-------- INPUT RECORDS --------

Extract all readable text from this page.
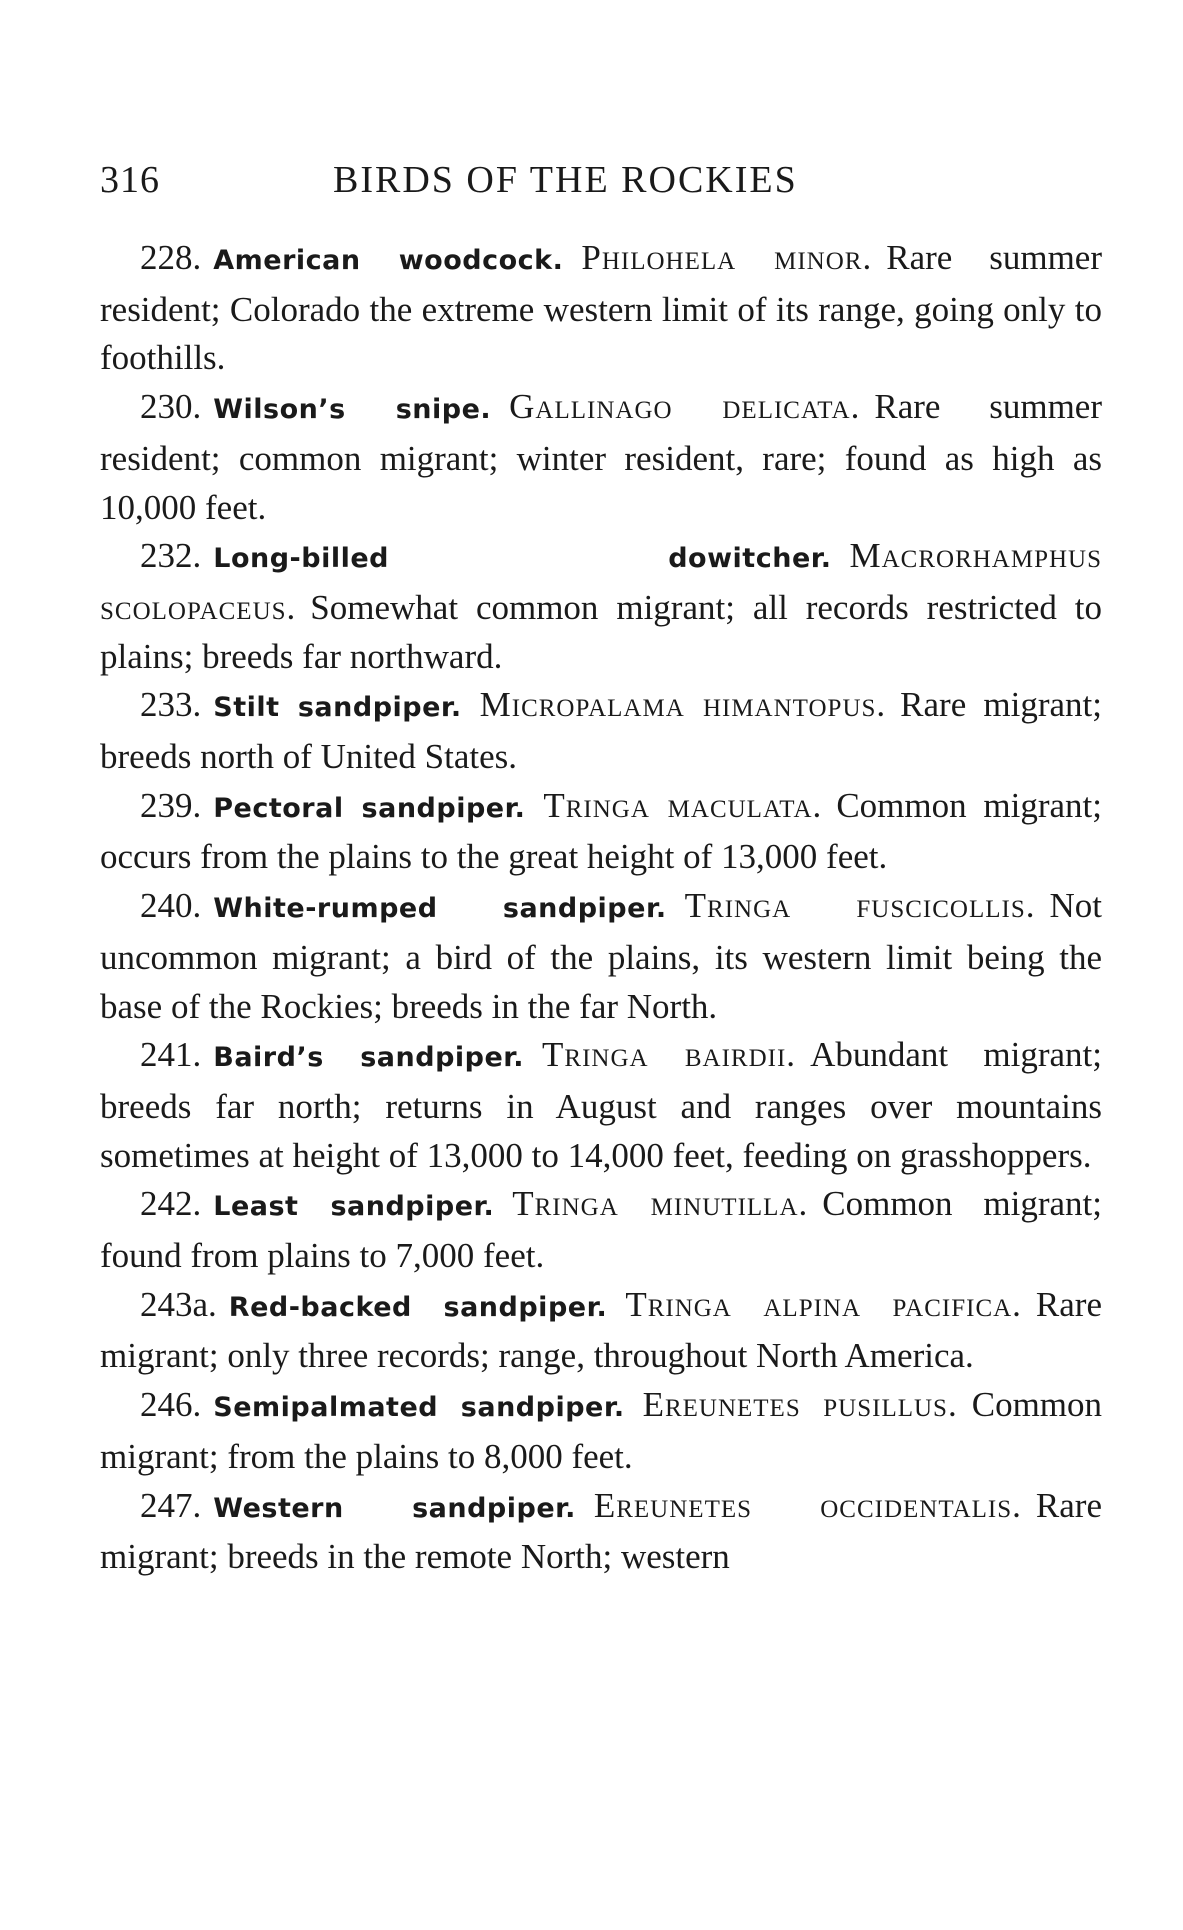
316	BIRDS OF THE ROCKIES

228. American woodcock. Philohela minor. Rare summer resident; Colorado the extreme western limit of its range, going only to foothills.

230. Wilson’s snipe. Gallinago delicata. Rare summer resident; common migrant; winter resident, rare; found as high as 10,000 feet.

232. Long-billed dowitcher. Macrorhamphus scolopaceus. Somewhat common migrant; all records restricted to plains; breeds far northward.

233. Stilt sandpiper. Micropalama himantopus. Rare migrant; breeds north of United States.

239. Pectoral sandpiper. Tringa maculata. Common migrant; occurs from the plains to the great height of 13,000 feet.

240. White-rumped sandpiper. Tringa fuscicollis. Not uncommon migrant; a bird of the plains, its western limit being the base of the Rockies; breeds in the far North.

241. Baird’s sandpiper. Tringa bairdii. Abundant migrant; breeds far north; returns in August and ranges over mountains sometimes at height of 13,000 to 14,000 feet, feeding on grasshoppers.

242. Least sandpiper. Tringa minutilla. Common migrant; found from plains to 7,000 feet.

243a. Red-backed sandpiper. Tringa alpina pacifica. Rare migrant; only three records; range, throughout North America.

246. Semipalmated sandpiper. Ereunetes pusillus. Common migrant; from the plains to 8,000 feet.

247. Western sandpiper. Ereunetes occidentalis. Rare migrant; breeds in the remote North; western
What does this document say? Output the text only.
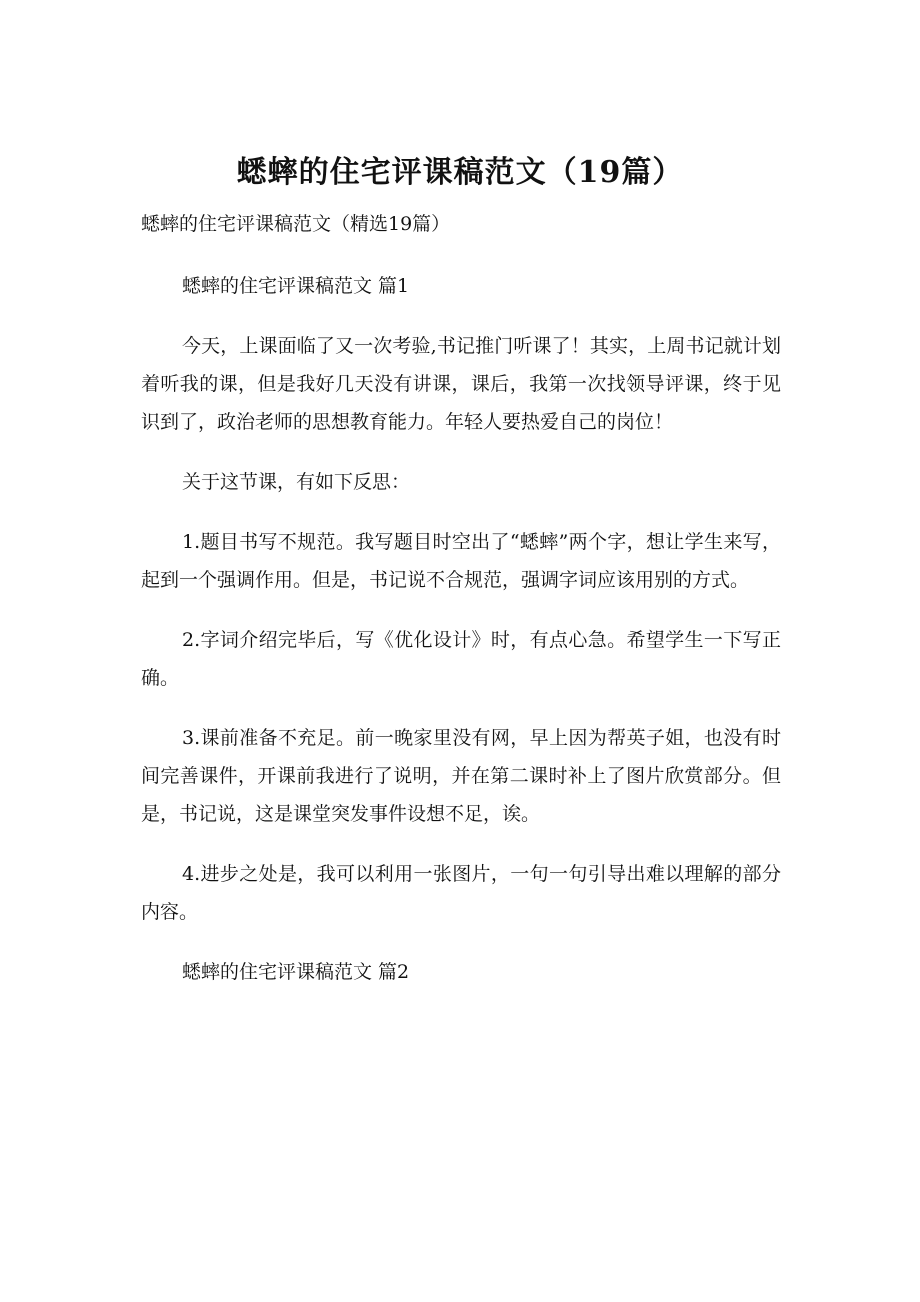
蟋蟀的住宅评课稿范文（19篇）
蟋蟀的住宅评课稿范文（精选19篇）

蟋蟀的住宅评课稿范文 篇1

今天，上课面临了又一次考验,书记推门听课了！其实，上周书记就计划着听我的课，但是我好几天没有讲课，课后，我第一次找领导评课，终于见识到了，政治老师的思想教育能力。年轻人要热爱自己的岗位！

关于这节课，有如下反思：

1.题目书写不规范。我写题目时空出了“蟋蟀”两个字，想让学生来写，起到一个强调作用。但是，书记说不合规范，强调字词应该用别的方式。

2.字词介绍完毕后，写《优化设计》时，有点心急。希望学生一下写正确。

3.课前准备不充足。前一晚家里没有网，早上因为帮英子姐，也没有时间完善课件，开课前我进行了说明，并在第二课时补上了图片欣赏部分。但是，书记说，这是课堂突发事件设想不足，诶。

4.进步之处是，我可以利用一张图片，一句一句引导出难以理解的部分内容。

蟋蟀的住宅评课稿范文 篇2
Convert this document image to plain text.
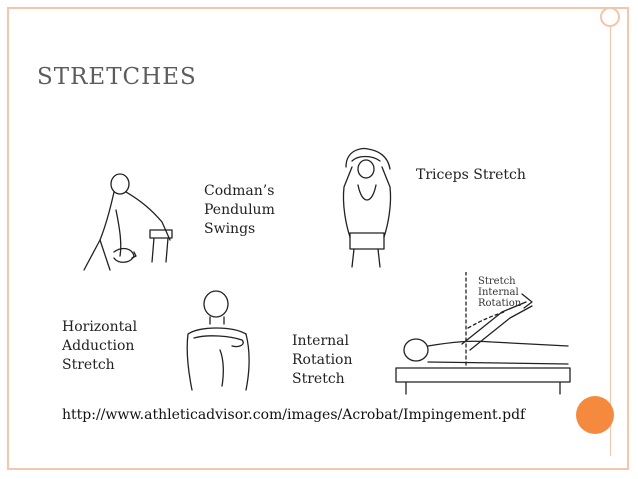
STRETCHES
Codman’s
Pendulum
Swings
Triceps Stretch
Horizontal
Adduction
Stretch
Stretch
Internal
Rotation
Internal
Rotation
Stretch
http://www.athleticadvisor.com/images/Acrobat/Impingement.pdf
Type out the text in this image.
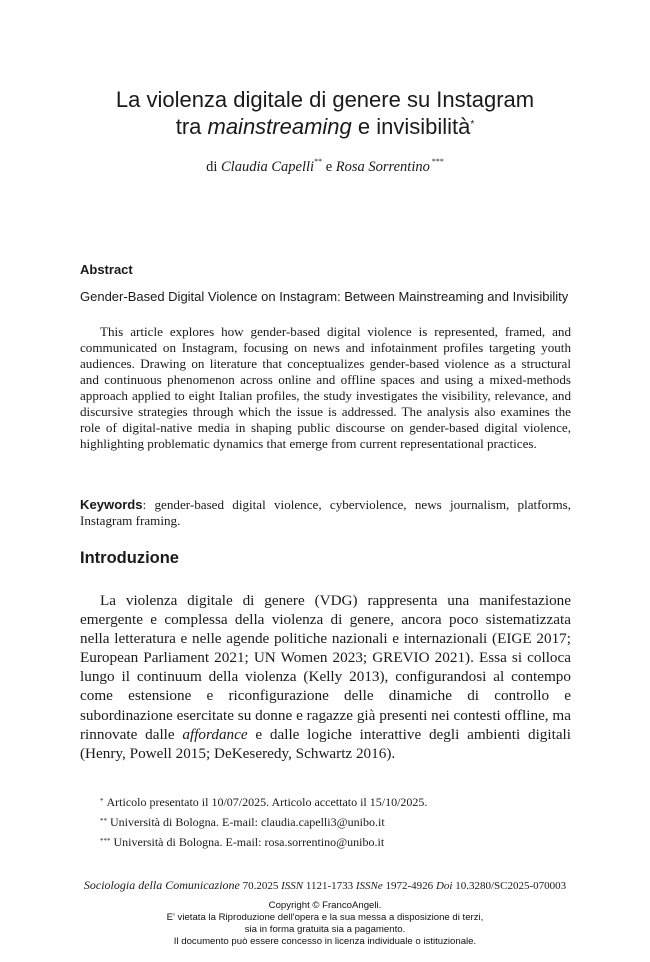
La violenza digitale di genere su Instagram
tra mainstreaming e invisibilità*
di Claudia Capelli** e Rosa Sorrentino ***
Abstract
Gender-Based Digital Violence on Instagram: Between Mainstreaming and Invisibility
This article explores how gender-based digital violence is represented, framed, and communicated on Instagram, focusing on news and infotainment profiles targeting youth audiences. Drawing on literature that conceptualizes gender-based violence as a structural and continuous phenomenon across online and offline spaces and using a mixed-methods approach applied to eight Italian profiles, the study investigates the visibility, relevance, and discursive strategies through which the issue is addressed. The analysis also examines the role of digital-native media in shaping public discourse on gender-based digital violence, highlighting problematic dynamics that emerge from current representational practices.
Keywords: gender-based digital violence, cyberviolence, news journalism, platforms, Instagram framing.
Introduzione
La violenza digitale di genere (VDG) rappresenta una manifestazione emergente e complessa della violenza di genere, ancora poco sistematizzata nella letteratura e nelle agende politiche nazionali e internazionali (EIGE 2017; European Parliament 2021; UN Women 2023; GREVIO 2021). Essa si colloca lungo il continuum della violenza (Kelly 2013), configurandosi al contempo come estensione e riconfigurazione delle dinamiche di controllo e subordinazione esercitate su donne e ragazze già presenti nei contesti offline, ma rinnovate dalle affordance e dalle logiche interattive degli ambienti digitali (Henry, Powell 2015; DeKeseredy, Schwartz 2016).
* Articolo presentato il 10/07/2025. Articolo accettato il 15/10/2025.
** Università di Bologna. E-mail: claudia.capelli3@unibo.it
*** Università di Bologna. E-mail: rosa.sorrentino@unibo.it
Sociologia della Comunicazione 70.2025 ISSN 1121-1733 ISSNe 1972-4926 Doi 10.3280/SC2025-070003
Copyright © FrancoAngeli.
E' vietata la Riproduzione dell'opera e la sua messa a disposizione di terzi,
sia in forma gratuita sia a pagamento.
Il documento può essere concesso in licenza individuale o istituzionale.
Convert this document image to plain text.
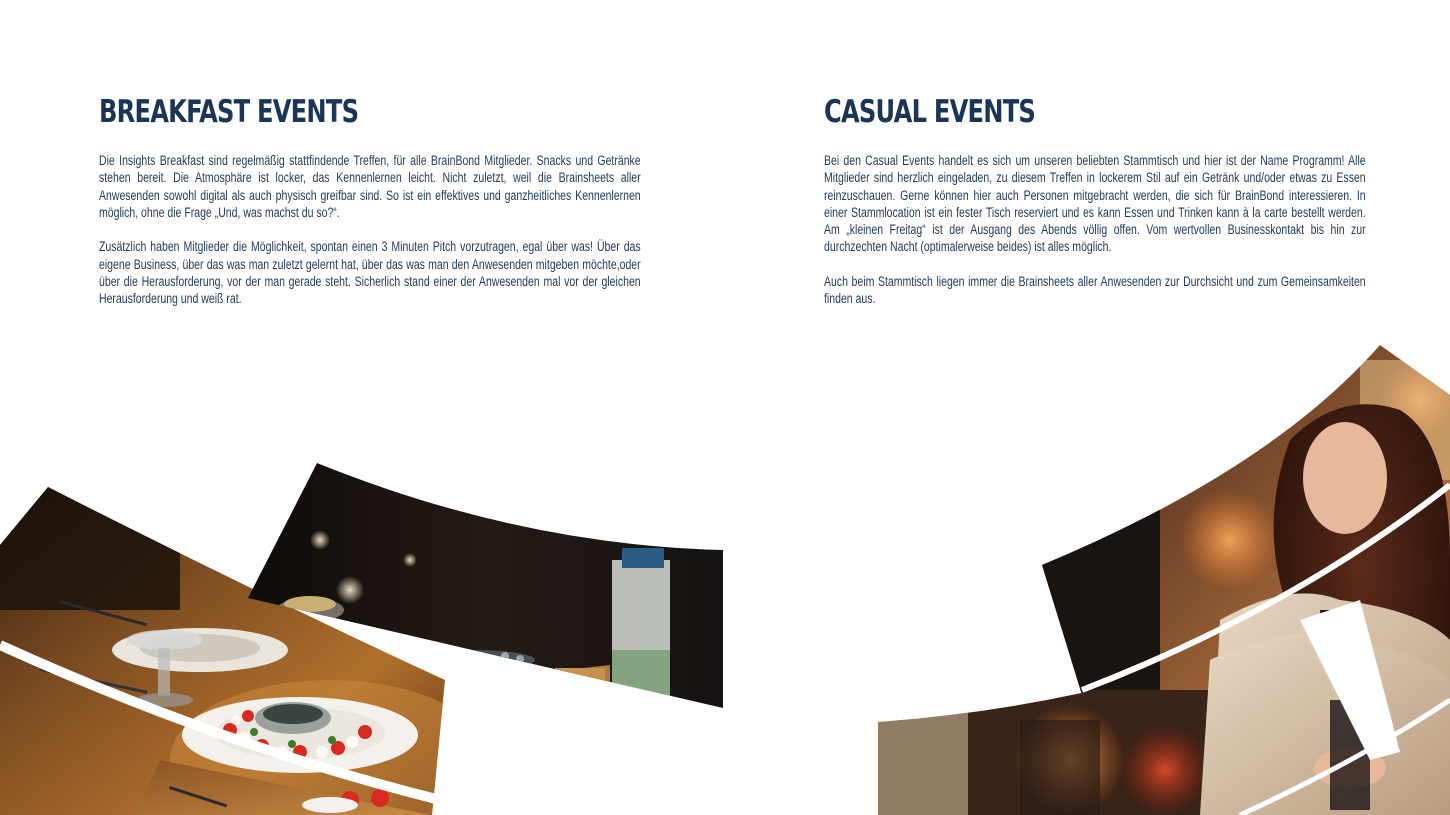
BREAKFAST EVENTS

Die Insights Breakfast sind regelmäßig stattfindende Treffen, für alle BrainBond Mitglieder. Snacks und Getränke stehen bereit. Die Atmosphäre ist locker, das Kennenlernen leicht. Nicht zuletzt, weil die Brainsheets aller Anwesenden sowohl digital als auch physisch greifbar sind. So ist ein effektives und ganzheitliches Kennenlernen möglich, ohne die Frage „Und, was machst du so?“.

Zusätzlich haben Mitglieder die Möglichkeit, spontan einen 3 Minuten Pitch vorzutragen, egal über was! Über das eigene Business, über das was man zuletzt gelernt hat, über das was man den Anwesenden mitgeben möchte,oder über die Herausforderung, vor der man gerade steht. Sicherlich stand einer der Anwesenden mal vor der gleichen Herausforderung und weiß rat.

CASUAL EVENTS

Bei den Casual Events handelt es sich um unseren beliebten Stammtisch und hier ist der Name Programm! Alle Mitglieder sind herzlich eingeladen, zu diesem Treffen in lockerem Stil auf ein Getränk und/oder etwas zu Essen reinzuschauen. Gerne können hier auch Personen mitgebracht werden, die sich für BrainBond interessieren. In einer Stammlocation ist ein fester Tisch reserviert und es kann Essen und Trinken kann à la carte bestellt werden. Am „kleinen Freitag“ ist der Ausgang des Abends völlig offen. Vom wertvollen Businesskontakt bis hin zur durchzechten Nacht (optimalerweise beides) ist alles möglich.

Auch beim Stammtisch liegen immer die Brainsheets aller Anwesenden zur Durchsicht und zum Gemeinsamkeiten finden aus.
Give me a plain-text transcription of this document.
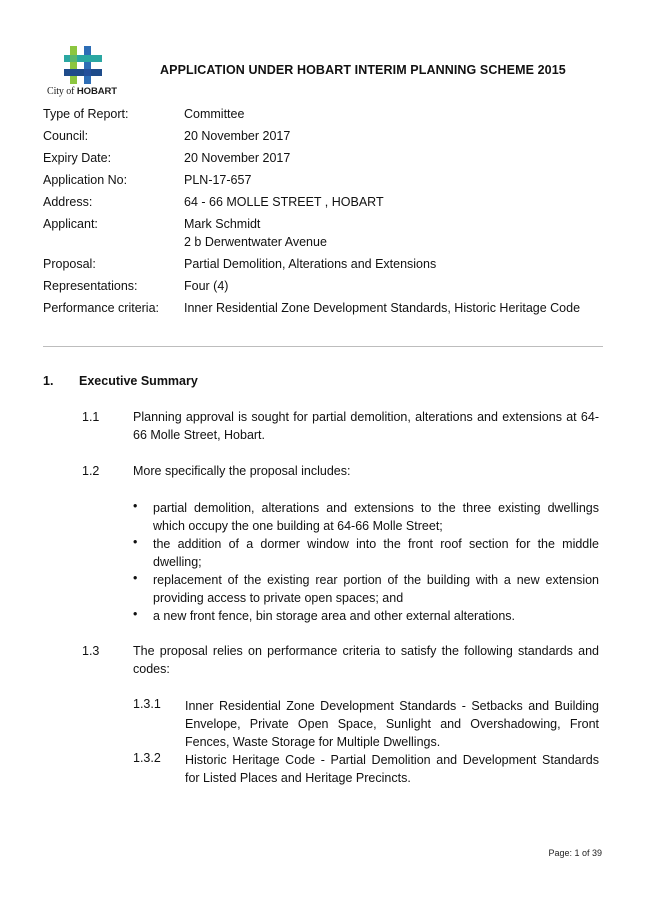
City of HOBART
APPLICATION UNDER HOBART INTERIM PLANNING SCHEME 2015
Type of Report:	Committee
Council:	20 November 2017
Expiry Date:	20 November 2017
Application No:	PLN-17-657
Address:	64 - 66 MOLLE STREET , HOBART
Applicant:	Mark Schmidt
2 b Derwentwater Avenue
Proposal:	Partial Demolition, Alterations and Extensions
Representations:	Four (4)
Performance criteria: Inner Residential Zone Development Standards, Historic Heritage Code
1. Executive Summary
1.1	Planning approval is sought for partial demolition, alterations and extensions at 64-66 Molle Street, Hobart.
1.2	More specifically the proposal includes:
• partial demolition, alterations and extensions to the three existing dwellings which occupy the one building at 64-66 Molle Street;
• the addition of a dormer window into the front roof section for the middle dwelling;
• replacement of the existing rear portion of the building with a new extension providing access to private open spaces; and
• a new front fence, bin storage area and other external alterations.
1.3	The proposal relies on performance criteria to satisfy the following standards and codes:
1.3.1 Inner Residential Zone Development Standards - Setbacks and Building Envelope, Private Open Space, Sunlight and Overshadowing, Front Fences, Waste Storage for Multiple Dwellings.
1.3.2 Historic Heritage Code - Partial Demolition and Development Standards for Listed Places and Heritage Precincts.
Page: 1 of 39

--------

TASK DETAILS
Work out how many lines of the listing above include the word "mail". Reply with nothing but the count.

ANSWER FOR THE TASK
2